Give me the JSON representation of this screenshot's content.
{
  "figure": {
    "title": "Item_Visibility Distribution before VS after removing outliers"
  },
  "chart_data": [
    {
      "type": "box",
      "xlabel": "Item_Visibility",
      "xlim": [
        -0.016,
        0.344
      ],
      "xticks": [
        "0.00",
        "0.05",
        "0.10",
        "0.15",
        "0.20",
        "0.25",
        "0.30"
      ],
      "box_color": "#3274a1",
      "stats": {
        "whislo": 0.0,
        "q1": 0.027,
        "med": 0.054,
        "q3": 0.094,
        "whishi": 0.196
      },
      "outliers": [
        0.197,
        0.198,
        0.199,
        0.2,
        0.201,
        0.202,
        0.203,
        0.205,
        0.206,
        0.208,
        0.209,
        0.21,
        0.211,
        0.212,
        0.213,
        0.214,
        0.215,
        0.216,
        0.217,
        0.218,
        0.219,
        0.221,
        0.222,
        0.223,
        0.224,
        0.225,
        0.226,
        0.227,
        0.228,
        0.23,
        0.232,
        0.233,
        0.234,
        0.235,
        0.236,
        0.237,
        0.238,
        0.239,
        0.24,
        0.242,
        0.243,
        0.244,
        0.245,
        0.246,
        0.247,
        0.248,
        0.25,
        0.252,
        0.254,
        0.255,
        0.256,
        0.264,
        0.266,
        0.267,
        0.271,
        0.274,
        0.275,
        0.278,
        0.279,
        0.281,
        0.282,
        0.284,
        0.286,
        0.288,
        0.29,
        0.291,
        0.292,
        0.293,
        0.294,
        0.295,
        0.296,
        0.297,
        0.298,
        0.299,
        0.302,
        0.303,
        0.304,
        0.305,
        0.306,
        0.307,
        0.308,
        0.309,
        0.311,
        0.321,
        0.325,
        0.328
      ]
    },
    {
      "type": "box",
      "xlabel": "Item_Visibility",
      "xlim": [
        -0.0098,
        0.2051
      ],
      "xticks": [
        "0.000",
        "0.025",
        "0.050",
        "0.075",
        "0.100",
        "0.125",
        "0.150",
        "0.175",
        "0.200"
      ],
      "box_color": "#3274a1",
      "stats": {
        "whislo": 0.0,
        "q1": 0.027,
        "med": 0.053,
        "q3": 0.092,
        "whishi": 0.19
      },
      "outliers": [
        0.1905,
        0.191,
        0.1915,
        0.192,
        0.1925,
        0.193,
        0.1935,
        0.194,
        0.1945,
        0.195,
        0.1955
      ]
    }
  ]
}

▸ **WHAT IS EXPECTED**:
Extract the entries above verbatim.

▸ **RESULT FOR THIS TASK**:
Give me the JSON representation of this screenshot's content.
{
  "figure": {
    "title": "Item_Visibility Distribution before VS after removing outliers"
  },
  "chart_data": [
    {
      "type": "box",
      "xlabel": "Item_Visibility",
      "xlim": [
        -0.016,
        0.344
      ],
      "xticks": [
        "0.00",
        "0.05",
        "0.10",
        "0.15",
        "0.20",
        "0.25",
        "0.30"
      ],
      "box_color": "#3274a1",
      "stats": {
        "whislo": 0.0,
        "q1": 0.027,
        "med": 0.054,
        "q3": 0.094,
        "whishi": 0.196
      },
      "outliers": [
        0.197,
        0.198,
        0.199,
        0.2,
        0.201,
        0.202,
        0.203,
        0.205,
        0.206,
        0.208,
        0.209,
        0.21,
        0.211,
        0.212,
        0.213,
        0.214,
        0.215,
        0.216,
        0.217,
        0.218,
        0.219,
        0.221,
        0.222,
        0.223,
        0.224,
        0.225,
        0.226,
        0.227,
        0.228,
        0.23,
        0.232,
        0.233,
        0.234,
        0.235,
        0.236,
        0.237,
        0.238,
        0.239,
        0.24,
        0.242,
        0.243,
        0.244,
        0.245,
        0.246,
        0.247,
        0.248,
        0.25,
        0.252,
        0.254,
        0.255,
        0.256,
        0.264,
        0.266,
        0.267,
        0.271,
        0.274,
        0.275,
        0.278,
        0.279,
        0.281,
        0.282,
        0.284,
        0.286,
        0.288,
        0.29,
        0.291,
        0.292,
        0.293,
        0.294,
        0.295,
        0.296,
        0.297,
        0.298,
        0.299,
        0.302,
        0.303,
        0.304,
        0.305,
        0.306,
        0.307,
        0.308,
        0.309,
        0.311,
        0.321,
        0.325,
        0.328
      ]
    },
    {
      "type": "box",
      "xlabel": "Item_Visibility",
      "xlim": [
        -0.0098,
        0.2051
      ],
      "xticks": [
        "0.000",
        "0.025",
        "0.050",
        "0.075",
        "0.100",
        "0.125",
        "0.150",
        "0.175",
        "0.200"
      ],
      "box_color": "#3274a1",
      "stats": {
        "whislo": 0.0,
        "q1": 0.027,
        "med": 0.053,
        "q3": 0.092,
        "whishi": 0.19
      },
      "outliers": [
        0.1905,
        0.191,
        0.1915,
        0.192,
        0.1925,
        0.193,
        0.1935,
        0.194,
        0.1945,
        0.195,
        0.1955
      ]
    }
  ]
}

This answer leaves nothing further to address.